Data records:
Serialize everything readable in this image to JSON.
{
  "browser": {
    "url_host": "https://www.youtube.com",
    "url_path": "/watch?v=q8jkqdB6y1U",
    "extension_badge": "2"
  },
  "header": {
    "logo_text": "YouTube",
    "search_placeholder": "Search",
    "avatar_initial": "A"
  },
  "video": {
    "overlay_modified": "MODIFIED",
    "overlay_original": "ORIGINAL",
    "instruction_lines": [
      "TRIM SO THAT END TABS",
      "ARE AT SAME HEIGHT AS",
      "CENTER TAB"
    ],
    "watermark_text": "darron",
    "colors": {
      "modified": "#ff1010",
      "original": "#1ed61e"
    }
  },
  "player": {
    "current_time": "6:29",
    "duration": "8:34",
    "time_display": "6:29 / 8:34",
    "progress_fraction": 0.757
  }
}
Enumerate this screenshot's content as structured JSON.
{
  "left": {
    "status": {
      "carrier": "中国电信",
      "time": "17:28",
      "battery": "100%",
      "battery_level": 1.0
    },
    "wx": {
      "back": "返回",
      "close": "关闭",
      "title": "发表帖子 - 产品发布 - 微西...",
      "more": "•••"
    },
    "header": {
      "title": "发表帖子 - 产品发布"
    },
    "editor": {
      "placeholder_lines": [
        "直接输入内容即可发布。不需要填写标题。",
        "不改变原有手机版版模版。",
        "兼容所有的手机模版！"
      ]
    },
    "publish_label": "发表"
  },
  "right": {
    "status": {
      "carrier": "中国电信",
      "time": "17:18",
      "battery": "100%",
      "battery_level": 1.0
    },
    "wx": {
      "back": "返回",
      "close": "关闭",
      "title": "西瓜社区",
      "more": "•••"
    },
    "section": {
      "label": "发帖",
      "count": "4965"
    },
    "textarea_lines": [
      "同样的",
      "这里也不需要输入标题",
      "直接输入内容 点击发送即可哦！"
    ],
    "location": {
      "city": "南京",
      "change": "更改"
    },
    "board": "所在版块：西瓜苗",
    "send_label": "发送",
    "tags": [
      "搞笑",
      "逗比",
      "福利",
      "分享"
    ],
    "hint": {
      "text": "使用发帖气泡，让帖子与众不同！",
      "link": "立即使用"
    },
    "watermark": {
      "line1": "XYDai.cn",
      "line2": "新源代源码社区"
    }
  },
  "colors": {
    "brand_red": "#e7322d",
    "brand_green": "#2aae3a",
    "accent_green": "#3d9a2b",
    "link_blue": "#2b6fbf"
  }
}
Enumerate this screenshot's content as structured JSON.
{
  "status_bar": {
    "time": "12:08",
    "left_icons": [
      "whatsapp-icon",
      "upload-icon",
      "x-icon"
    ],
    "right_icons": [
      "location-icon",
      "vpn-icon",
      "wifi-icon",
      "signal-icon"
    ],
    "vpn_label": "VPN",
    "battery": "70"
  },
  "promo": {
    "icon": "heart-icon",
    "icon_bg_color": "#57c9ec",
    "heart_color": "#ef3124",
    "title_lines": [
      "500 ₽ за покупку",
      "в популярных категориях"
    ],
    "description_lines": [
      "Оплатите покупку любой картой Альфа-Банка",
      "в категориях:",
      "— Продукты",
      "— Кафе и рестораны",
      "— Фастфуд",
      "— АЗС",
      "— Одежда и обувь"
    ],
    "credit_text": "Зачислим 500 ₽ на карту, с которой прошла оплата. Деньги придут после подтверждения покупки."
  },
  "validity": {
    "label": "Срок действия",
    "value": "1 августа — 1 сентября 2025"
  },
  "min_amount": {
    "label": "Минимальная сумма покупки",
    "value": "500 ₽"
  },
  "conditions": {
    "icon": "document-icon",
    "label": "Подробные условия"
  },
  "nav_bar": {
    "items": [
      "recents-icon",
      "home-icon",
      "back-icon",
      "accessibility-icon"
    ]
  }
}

▶ Exercise directions
Compute how many lines include the string "покупку", then give that number by itself.

▶ The answer
2